Listed records ▸
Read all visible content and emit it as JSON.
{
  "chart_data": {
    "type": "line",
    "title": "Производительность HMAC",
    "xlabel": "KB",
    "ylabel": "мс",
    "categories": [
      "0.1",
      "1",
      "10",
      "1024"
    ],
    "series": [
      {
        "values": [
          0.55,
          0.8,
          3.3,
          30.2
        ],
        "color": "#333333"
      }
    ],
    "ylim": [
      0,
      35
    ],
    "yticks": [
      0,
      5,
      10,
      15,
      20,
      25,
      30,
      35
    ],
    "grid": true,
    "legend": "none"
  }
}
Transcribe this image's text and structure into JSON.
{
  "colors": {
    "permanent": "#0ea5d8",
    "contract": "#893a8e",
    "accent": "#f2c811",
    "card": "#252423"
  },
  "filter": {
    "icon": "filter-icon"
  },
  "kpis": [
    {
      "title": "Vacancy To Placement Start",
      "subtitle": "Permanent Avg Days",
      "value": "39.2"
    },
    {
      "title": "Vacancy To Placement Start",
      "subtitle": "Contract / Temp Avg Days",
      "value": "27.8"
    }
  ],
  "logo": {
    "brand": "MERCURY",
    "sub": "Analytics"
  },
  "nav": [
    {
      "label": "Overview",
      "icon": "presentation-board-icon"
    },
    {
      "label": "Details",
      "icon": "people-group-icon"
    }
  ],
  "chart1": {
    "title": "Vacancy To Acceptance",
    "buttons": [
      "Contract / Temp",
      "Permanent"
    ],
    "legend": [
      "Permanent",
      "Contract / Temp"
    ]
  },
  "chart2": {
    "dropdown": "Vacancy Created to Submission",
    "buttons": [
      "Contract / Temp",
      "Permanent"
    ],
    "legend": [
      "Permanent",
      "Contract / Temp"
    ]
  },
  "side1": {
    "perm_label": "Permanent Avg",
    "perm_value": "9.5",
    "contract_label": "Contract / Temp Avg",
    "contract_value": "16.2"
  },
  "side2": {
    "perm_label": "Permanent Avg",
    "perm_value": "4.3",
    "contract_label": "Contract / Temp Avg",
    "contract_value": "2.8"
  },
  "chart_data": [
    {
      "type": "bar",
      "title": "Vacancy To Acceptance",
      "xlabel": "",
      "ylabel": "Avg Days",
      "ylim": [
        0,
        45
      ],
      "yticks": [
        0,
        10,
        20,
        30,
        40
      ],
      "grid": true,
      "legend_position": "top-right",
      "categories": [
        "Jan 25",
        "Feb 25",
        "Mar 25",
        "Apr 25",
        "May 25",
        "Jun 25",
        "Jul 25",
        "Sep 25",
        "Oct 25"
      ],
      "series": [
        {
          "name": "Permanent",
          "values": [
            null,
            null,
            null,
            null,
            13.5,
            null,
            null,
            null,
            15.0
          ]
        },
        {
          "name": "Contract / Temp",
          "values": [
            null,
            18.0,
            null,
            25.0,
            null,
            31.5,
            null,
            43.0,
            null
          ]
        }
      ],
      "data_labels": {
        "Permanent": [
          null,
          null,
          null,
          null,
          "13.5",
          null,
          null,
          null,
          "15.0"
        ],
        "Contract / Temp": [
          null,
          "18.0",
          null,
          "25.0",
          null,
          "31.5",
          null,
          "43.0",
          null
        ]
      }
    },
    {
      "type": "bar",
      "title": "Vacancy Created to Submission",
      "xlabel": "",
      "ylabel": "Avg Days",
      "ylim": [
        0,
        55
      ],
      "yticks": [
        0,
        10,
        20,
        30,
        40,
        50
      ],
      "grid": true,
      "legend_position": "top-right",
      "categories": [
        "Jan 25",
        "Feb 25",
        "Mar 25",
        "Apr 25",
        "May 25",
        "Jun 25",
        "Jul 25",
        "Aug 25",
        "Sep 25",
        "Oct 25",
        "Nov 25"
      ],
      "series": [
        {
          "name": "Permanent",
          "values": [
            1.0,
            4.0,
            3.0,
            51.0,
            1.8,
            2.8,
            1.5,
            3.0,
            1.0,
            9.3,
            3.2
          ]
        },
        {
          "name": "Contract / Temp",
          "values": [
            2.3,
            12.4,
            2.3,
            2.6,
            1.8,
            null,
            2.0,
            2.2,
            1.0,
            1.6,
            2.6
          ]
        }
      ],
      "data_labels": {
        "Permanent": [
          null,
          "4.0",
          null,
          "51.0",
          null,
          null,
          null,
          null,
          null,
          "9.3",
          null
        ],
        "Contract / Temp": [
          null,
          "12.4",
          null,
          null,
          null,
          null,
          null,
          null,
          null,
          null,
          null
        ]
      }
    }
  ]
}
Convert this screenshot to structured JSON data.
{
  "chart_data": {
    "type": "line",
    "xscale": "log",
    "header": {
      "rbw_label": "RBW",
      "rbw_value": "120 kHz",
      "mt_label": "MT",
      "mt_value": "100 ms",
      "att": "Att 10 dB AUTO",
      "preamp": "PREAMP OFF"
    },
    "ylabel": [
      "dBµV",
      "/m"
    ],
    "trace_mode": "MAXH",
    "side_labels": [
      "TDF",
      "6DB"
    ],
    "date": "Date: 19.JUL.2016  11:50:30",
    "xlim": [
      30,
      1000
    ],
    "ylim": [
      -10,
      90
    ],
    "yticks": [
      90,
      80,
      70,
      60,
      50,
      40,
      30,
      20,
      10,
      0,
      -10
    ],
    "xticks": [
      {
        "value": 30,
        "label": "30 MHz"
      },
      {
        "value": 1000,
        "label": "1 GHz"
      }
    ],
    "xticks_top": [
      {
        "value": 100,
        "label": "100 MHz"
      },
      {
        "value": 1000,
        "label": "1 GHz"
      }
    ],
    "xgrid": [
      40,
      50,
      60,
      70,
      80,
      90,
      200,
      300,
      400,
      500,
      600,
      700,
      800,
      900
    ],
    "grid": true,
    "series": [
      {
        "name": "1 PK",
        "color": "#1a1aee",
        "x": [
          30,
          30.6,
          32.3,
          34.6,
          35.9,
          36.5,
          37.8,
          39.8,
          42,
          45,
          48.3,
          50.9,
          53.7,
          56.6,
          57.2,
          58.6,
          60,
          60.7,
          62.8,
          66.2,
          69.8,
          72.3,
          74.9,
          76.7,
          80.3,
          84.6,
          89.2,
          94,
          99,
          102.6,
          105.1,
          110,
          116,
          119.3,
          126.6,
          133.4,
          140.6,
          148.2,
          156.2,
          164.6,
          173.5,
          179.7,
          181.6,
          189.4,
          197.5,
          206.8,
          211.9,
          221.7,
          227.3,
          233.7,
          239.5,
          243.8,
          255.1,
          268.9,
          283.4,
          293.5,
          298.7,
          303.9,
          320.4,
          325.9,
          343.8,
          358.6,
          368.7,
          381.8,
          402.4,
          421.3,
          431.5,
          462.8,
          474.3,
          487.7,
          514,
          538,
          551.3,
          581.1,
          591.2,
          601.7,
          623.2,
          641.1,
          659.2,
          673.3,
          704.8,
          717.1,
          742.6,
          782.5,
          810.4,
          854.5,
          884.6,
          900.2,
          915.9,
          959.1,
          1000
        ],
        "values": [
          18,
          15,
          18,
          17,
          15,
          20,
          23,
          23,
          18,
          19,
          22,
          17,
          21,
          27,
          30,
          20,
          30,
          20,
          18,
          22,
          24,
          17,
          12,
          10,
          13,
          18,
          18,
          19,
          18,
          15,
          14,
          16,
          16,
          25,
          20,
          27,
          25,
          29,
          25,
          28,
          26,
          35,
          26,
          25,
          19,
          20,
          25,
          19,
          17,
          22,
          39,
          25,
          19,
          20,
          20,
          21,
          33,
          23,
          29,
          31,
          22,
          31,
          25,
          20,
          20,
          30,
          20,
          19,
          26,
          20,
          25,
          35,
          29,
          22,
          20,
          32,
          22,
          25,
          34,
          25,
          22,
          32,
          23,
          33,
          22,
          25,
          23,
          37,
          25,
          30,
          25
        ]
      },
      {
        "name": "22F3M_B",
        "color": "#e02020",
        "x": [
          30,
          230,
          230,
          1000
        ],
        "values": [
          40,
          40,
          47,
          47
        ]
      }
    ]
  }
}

Work to be completed ▸ Sift the material for lines with the string "Days". Copy each one found.

Result for this task ▸
      "subtitle": "Permanent Avg Days",
      "subtitle": "Contract / Temp Avg Days",
      "ylabel": "Avg Days",
      "ylabel": "Avg Days",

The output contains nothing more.